Indica qué institución funciona desde 1977 en el edificio de los Tribunales Viejos, según el extracto sobre edificios históricos de Santa Fe.

EXTRACTO:
>>>

TRIBUNALES VIEJOS DE SANTA FE 1869
Calles 9 de julio y Moreno
Edificio de estilo italianizante, por su significativa arquitectura contribuye a definir el carácter del casco histórico de la ciudad. En la fachada, enfatizando el ingreso, se destaca una composición ornamental de elementos escultóricos y pilastras almohadilladas. Tiene un cuerpo principal sobre la calle 9 de julio, y, perpendiculares a éste, tres alas que definen dos patios, bordeados por galerías con arquerías de medio punto. Estos patios configuran una de las tipologías espaciales más características de la arquitectura de la región.
Desde 1977 funciona aquí la Escuela Provincial de Artes Visuales "Profesor Juan Mantovani".

ESTANZUELA DE ECHAGÜE - SANTA FE Principios S. XIX
A 7 km. por la Av. Gral. Echagüe s/n, camino a Guadalupe, a 1 km. al norte del cruce de la Av. Gral. Paz.
Fue la residencia de verano del Brigadier Pascual Echagüe, que gobernó Entre Ríos y Santa Fe, entre 1832 y 1851. La propiedad, ubicada en el distrito que desde la época colonial se conoce como Guadalupe, al noroeste del centro de la ciudad de Santa Fe, tuvo originariamente todas las construcciones típicas de un establecimiento rural, de las que hoy sólo se conserva el casco principal.

<<<

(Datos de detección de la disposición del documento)
>>>

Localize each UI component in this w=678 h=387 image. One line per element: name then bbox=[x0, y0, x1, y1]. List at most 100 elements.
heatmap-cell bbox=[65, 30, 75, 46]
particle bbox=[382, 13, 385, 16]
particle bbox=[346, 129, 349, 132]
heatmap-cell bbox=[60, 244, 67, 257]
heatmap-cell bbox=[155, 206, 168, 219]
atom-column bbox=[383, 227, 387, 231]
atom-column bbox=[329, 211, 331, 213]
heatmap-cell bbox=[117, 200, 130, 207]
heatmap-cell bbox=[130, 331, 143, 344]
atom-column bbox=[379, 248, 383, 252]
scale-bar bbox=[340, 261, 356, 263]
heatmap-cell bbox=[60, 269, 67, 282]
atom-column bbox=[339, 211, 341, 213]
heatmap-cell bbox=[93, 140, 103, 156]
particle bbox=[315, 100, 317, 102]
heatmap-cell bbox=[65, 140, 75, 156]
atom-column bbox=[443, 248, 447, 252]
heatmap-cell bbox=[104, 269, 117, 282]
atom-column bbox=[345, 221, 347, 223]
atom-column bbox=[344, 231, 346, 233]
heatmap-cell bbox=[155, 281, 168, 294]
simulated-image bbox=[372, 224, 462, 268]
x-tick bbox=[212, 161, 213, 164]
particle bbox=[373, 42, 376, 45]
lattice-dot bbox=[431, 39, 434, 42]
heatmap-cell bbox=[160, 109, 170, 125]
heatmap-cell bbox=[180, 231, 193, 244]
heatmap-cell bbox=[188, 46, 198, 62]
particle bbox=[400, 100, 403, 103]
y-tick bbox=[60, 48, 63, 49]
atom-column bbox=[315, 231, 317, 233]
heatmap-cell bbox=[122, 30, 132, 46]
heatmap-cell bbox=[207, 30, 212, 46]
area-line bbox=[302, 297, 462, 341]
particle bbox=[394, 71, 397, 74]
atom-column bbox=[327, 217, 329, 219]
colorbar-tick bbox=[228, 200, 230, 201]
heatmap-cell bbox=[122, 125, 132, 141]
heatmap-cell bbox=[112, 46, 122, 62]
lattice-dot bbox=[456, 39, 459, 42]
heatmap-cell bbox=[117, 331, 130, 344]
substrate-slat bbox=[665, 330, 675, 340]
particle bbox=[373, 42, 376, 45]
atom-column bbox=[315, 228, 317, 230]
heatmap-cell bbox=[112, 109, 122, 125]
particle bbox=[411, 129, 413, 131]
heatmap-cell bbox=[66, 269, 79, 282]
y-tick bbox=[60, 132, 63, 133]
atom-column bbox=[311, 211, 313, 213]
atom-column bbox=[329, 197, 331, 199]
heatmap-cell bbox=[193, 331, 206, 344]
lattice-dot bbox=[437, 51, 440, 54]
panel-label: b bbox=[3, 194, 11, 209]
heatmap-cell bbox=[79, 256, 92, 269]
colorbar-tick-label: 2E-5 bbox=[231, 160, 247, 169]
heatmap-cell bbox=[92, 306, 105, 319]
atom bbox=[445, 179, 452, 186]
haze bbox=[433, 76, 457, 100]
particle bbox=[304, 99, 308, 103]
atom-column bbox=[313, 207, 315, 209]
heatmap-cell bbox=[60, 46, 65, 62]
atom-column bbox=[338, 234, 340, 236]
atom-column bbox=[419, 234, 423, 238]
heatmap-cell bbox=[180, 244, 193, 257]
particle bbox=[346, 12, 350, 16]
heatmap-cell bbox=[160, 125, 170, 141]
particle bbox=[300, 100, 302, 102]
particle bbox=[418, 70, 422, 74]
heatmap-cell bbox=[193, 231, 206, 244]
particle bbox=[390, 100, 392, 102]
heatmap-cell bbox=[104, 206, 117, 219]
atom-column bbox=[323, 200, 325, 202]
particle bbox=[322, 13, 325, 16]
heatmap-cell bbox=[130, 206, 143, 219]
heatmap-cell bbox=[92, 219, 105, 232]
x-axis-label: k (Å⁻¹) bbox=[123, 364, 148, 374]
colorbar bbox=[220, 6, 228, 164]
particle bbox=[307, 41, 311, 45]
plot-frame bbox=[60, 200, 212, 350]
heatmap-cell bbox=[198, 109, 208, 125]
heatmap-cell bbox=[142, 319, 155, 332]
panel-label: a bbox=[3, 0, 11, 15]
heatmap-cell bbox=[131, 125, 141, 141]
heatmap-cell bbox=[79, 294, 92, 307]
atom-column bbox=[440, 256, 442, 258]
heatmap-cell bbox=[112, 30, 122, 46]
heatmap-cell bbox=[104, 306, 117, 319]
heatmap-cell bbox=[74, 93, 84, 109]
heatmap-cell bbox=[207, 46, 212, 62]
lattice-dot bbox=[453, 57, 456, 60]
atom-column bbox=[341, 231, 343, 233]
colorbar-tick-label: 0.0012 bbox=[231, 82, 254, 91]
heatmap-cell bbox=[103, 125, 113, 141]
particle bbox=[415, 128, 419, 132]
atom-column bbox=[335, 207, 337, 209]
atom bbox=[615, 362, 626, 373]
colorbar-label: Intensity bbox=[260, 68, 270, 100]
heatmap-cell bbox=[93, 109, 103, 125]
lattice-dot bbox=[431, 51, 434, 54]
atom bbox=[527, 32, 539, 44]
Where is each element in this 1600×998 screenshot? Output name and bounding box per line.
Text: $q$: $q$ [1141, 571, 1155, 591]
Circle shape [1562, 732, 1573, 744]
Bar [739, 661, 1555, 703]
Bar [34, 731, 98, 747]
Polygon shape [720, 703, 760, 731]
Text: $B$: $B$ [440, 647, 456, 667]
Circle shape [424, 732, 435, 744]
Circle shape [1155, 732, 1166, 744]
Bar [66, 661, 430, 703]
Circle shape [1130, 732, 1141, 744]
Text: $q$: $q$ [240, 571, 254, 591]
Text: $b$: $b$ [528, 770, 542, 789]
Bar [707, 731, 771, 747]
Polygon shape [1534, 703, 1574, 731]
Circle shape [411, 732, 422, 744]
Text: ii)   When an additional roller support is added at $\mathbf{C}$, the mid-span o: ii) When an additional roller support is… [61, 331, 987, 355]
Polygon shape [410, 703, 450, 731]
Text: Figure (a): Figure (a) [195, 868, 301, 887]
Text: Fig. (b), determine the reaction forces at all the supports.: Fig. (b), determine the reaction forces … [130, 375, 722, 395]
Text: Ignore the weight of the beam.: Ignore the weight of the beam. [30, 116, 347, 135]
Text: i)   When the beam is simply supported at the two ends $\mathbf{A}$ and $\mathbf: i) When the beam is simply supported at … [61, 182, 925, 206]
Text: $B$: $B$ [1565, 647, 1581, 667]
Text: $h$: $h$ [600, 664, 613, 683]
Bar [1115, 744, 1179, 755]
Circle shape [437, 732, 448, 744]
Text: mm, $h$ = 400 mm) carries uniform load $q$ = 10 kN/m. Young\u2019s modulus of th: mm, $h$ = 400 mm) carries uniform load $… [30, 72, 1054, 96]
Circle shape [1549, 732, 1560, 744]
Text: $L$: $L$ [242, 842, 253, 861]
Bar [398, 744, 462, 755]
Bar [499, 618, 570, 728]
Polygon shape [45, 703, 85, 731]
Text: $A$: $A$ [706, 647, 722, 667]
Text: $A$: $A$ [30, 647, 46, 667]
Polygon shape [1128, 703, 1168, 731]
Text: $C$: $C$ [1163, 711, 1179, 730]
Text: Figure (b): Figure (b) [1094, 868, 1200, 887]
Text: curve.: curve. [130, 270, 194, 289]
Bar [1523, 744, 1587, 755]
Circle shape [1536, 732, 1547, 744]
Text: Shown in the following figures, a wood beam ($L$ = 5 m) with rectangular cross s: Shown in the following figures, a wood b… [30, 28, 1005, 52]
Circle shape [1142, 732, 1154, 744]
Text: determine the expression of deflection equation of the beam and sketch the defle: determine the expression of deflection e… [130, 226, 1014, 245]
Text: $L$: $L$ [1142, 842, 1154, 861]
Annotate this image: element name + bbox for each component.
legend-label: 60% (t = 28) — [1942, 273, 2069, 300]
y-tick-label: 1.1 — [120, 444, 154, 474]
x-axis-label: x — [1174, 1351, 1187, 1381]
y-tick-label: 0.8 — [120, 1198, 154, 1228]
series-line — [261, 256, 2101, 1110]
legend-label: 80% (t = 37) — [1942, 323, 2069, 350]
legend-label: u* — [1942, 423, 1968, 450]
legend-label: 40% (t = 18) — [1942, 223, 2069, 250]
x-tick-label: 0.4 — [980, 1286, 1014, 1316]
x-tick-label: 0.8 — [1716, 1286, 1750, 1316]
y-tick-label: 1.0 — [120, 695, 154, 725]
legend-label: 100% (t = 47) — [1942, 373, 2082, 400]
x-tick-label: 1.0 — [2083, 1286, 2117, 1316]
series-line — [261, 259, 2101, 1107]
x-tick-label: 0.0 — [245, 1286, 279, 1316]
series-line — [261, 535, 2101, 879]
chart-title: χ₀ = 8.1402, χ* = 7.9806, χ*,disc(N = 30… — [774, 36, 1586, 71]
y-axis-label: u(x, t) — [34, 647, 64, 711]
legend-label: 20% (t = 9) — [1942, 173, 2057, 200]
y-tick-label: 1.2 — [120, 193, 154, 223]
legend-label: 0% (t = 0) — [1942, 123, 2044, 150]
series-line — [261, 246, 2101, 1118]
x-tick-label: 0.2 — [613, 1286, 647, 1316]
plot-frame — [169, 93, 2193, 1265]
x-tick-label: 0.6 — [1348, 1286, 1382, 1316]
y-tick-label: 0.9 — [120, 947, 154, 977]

<<<

RESPUESTA: La Escuela Provincial de Artes Visuales "Profesor Juan Mantovani".